=== SUPPLIED DATA ===
--- START ---

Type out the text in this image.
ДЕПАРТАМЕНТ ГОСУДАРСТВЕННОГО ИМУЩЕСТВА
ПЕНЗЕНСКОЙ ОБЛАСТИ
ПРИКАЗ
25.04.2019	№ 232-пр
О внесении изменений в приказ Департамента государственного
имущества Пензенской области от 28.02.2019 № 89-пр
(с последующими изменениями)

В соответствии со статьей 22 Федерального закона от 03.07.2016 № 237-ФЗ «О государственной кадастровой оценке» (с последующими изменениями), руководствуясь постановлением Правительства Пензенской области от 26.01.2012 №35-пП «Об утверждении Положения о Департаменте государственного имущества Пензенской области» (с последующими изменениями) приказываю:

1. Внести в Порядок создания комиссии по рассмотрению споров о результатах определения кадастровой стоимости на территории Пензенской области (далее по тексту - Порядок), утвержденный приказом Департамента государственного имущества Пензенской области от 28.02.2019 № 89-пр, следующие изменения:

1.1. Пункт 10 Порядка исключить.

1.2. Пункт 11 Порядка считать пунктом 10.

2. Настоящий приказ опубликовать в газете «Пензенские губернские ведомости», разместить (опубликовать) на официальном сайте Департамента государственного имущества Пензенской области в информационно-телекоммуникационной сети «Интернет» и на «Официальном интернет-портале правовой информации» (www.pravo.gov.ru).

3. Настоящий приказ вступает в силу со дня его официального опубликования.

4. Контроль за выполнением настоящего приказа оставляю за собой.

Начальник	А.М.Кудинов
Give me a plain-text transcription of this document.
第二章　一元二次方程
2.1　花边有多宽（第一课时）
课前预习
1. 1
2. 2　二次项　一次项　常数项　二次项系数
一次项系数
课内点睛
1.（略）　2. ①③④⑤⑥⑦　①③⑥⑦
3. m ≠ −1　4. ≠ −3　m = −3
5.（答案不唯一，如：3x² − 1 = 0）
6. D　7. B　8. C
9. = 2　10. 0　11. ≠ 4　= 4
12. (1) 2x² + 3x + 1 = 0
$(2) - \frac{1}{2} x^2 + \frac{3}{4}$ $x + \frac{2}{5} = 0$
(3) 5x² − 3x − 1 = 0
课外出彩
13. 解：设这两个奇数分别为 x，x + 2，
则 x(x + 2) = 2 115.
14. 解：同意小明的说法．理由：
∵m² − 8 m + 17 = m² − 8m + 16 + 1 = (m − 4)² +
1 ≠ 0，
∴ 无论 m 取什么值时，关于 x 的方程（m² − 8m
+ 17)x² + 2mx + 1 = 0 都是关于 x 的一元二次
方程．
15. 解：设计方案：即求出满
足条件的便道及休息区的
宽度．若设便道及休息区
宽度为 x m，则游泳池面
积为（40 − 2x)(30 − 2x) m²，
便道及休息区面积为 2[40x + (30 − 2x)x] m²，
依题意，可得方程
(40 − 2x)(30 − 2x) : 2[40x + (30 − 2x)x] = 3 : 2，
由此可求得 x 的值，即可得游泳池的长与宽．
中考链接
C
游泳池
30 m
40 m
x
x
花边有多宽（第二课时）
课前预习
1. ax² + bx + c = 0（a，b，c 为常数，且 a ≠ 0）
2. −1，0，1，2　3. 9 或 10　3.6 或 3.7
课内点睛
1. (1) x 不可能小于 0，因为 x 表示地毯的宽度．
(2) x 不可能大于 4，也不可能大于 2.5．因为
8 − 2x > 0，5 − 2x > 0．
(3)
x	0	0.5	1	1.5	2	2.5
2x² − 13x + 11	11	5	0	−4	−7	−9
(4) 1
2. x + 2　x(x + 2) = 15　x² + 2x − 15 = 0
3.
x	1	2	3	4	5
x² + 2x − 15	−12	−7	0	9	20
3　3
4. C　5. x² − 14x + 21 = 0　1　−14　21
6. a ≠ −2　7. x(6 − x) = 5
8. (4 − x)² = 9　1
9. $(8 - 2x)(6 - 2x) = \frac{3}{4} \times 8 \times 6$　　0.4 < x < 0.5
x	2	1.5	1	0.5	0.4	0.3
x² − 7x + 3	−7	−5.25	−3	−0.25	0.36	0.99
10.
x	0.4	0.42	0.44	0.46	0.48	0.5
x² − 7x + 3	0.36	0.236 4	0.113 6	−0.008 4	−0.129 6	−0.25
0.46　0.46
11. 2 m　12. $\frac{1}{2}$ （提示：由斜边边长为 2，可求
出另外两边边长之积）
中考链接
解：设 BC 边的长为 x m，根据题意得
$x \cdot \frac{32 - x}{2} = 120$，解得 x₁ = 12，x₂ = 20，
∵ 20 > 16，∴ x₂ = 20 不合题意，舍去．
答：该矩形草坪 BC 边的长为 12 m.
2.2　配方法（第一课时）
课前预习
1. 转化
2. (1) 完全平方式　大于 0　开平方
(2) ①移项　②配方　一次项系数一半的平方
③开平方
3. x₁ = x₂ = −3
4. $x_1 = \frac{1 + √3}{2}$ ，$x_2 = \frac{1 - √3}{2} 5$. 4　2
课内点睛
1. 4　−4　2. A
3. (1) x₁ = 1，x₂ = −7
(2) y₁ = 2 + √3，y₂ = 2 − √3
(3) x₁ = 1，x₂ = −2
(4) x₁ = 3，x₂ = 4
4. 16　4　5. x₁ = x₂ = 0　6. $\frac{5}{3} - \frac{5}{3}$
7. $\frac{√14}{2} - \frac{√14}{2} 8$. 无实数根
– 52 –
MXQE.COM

--- END ---

=== JOB ===
Retype each record exactly, leaving nothing out.

=== SOLUTION FOR THIS EXERCISE ===
Type out the text in this image.
ДЕПАРТАМЕНТ ГОСУДАРСТВЕННОГО ИМУЩЕСТВА
ПЕНЗЕНСКОЙ ОБЛАСТИ
ПРИКАЗ
25.04.2019	№ 232-пр
О внесении изменений в приказ Департамента государственного
имущества Пензенской области от 28.02.2019 № 89-пр
(с последующими изменениями)

В соответствии со статьей 22 Федерального закона от 03.07.2016 № 237-ФЗ «О государственной кадастровой оценке» (с последующими изменениями), руководствуясь постановлением Правительства Пензенской области от 26.01.2012 №35-пП «Об утверждении Положения о Департаменте государственного имущества Пензенской области» (с последующими изменениями) приказываю:

1. Внести в Порядок создания комиссии по рассмотрению споров о результатах определения кадастровой стоимости на территории Пензенской области (далее по тексту - Порядок), утвержденный приказом Департамента государственного имущества Пензенской области от 28.02.2019 № 89-пр, следующие изменения:

1.1. Пункт 10 Порядка исключить.

1.2. Пункт 11 Порядка считать пунктом 10.

2. Настоящий приказ опубликовать в газете «Пензенские губернские ведомости», разместить (опубликовать) на официальном сайте Департамента государственного имущества Пензенской области в информационно-телекоммуникационной сети «Интернет» и на «Официальном интернет-портале правовой информации» (www.pravo.gov.ru).

3. Настоящий приказ вступает в силу со дня его официального опубликования.

4. Контроль за выполнением настоящего приказа оставляю за собой.

Начальник	А.М.Кудинов
Give me a plain-text transcription of this document.
第二章　一元二次方程
2.1　花边有多宽（第一课时）
课前预习
1. 1
2. 2　二次项　一次项　常数项　二次项系数
一次项系数
课内点睛
1.（略）　2. ①③④⑤⑥⑦　①③⑥⑦
3. m ≠ −1　4. ≠ −3　m = −3
5.（答案不唯一，如：3x² − 1 = 0）
6. D　7. B　8. C
9. = 2　10. 0　11. ≠ 4　= 4
12. (1) 2x² + 3x + 1 = 0
$(2) - \frac{1}{2} x^2 + \frac{3}{4}$ $x + \frac{2}{5} = 0$
(3) 5x² − 3x − 1 = 0
课外出彩
13. 解：设这两个奇数分别为 x，x + 2，
则 x(x + 2) = 2 115.
14. 解：同意小明的说法．理由：
∵m² − 8 m + 17 = m² − 8m + 16 + 1 = (m − 4)² +
1 ≠ 0，
∴ 无论 m 取什么值时，关于 x 的方程（m² − 8m
+ 17)x² + 2mx + 1 = 0 都是关于 x 的一元二次
方程．
15. 解：设计方案：即求出满
足条件的便道及休息区的
宽度．若设便道及休息区
宽度为 x m，则游泳池面
积为（40 − 2x)(30 − 2x) m²，
便道及休息区面积为 2[40x + (30 − 2x)x] m²，
依题意，可得方程
(40 − 2x)(30 − 2x) : 2[40x + (30 − 2x)x] = 3 : 2，
由此可求得 x 的值，即可得游泳池的长与宽．
中考链接
C
游泳池
30 m
40 m
x
x
花边有多宽（第二课时）
课前预习
1. ax² + bx + c = 0（a，b，c 为常数，且 a ≠ 0）
2. −1，0，1，2　3. 9 或 10　3.6 或 3.7
课内点睛
1. (1) x 不可能小于 0，因为 x 表示地毯的宽度．
(2) x 不可能大于 4，也不可能大于 2.5．因为
8 − 2x > 0，5 − 2x > 0．
(3)
x	0	0.5	1	1.5	2	2.5
2x² − 13x + 11	11	5	0	−4	−7	−9
(4) 1
2. x + 2　x(x + 2) = 15　x² + 2x − 15 = 0
3.
x	1	2	3	4	5
x² + 2x − 15	−12	−7	0	9	20
3　3
4. C　5. x² − 14x + 21 = 0　1　−14　21
6. a ≠ −2　7. x(6 − x) = 5
8. (4 − x)² = 9　1
9. $(8 - 2x)(6 - 2x) = \frac{3}{4} \times 8 \times 6$　　0.4 < x < 0.5
x	2	1.5	1	0.5	0.4	0.3
x² − 7x + 3	−7	−5.25	−3	−0.25	0.36	0.99
10.
x	0.4	0.42	0.44	0.46	0.48	0.5
x² − 7x + 3	0.36	0.236 4	0.113 6	−0.008 4	−0.129 6	−0.25
0.46　0.46
11. 2 m　12. $\frac{1}{2}$ （提示：由斜边边长为 2，可求
出另外两边边长之积）
中考链接
解：设 BC 边的长为 x m，根据题意得
$x \cdot \frac{32 - x}{2} = 120$，解得 x₁ = 12，x₂ = 20，
∵ 20 > 16，∴ x₂ = 20 不合题意，舍去．
答：该矩形草坪 BC 边的长为 12 m.
2.2　配方法（第一课时）
课前预习
1. 转化
2. (1) 完全平方式　大于 0　开平方
(2) ①移项　②配方　一次项系数一半的平方
③开平方
3. x₁ = x₂ = −3
4. $x_1 = \frac{1 + √3}{2}$ ，$x_2 = \frac{1 - √3}{2} 5$. 4　2
课内点睛
1. 4　−4　2. A
3. (1) x₁ = 1，x₂ = −7
(2) y₁ = 2 + √3，y₂ = 2 − √3
(3) x₁ = 1，x₂ = −2
(4) x₁ = 3，x₂ = 4
4. 16　4　5. x₁ = x₂ = 0　6. $\frac{5}{3} - \frac{5}{3}$
7. $\frac{√14}{2} - \frac{√14}{2} 8$. 无实数根
– 52 –
MXQE.COM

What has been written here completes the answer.